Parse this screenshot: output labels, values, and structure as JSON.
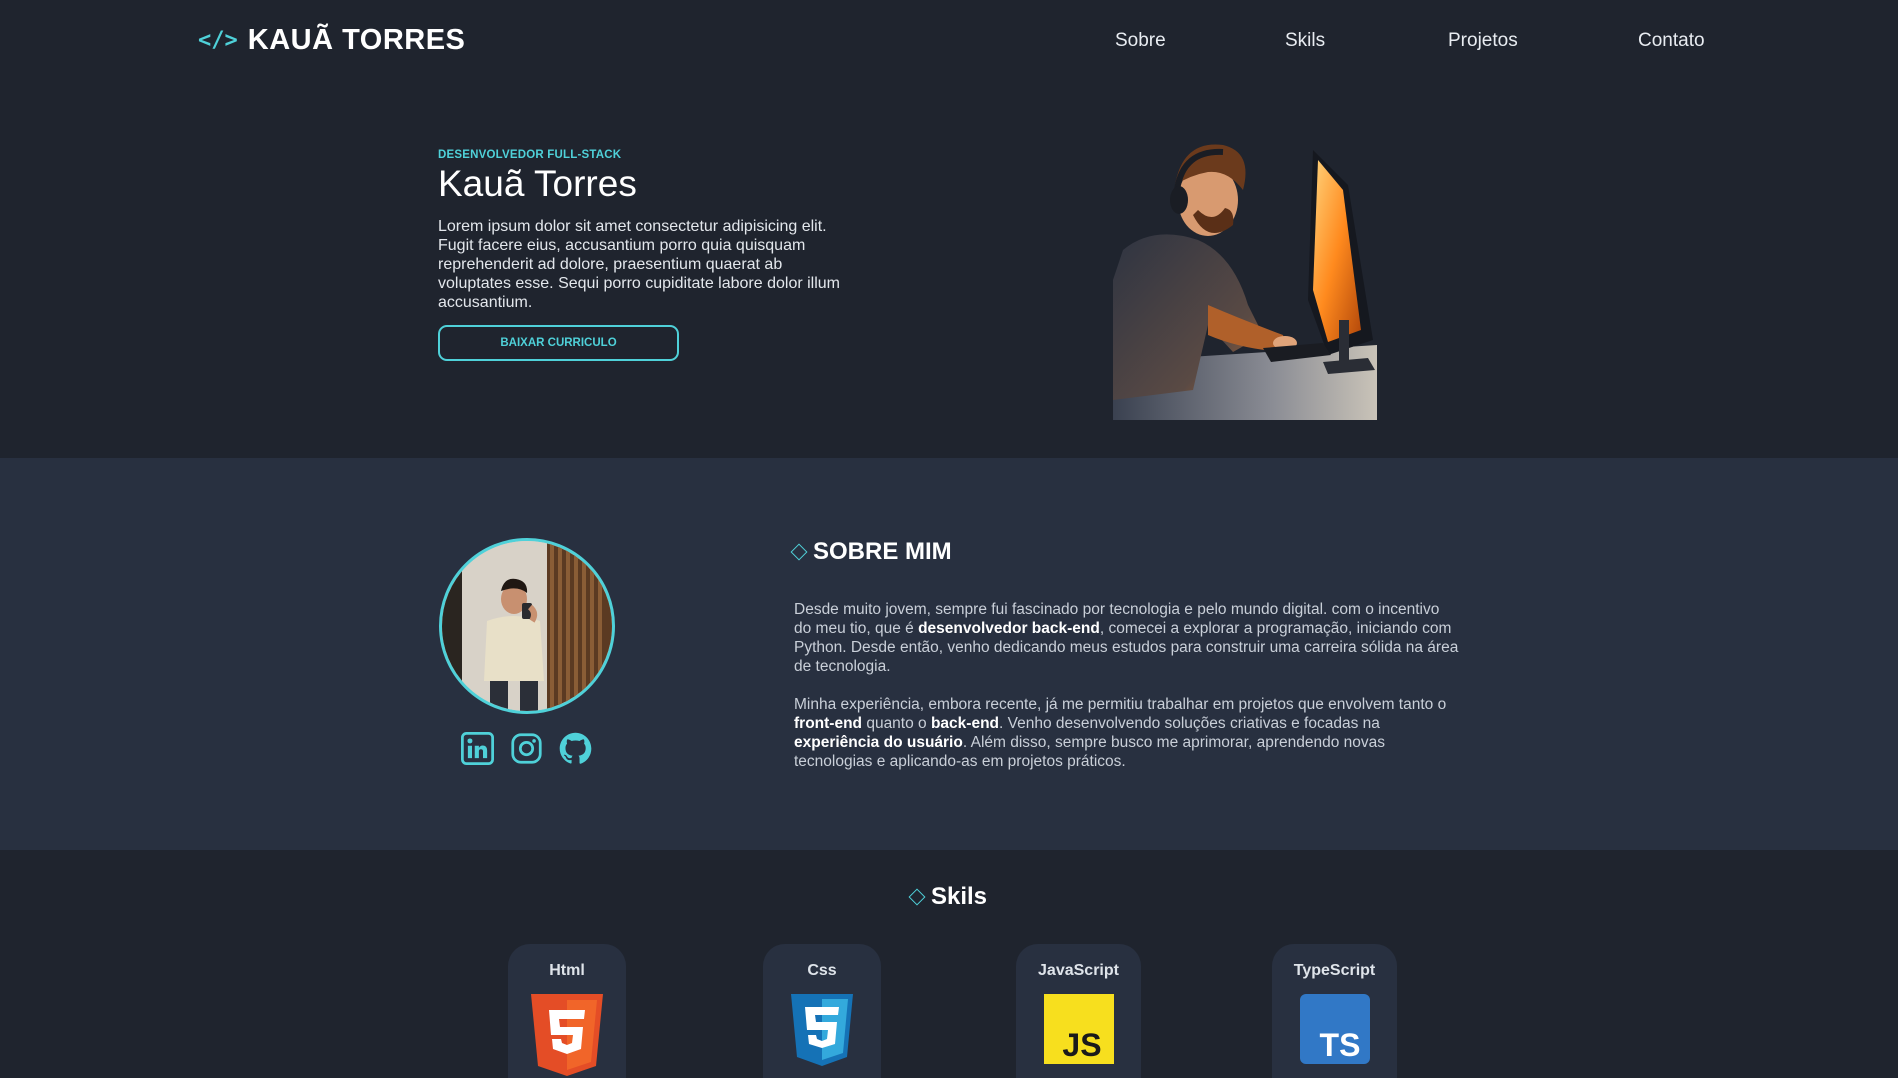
{
  "header": {
    "logo_icon": "code-icon",
    "logo_text": "KAUÃ TORRES",
    "nav": [
      "Sobre",
      "Skils",
      "Projetos",
      "Contato"
    ]
  },
  "hero": {
    "eyebrow": "DESENVOLVEDOR FULL-STACK",
    "name": "Kauã Torres",
    "description": "Lorem ipsum dolor sit amet consectetur adipisicing elit. Fugit facere eius, accusantium porro quia quisquam reprehenderit ad dolore, praesentium quaerat ab voluptates esse. Sequi porro cupiditate labore dolor illum accusantium.",
    "cv_button": "BAIXAR CURRICULO"
  },
  "about": {
    "title": "SOBRE MIM",
    "p1": {
      "a": "Desde muito jovem, sempre fui fascinado por tecnologia e pelo mundo digital. com o incentivo do meu tio, que é ",
      "b": "desenvolvedor back-end",
      "c": ", comecei a explorar a programação, iniciando com Python. Desde então, venho dedicando meus estudos para construir uma carreira sólida na área de tecnologia."
    },
    "p2": {
      "a": "Minha experiência, embora recente, já me permitiu trabalhar em projetos que envolvem tanto o ",
      "b": "front-end",
      "c": " quanto o ",
      "d": "back-end",
      "e": ". Venho desenvolvendo soluções criativas e focadas na ",
      "f": "experiência do usuário",
      "g": ". Além disso, sempre busco me aprimorar, aprendendo novas tecnologias e aplicando-as em projetos práticos."
    },
    "socials": [
      "linkedin-icon",
      "instagram-icon",
      "github-icon"
    ]
  },
  "skills": {
    "title": "Skils",
    "items": [
      {
        "name": "Html",
        "icon": "html5-icon",
        "color": "#e44d26"
      },
      {
        "name": "Css",
        "icon": "css3-icon",
        "color": "#2965f1"
      },
      {
        "name": "JavaScript",
        "icon": "js-icon",
        "color": "#f7df1e"
      },
      {
        "name": "TypeScript",
        "icon": "ts-icon",
        "color": "#3178c6"
      }
    ]
  },
  "colors": {
    "accent": "#4fd1d9",
    "bg_dark": "#1f242e",
    "bg_section": "#283040"
  }
}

● The request
Select all lines in the listing that include the word "sempre".

● Answer below
      "a": "Desde muito jovem, sempre fui fascinado por tecnologia e pelo mundo digital. com o incentivo do meu tio, que é ",
      "g": ". Além disso, sempre busco me aprimorar, aprendendo novas tecnologias e aplicando-as em projetos práticos."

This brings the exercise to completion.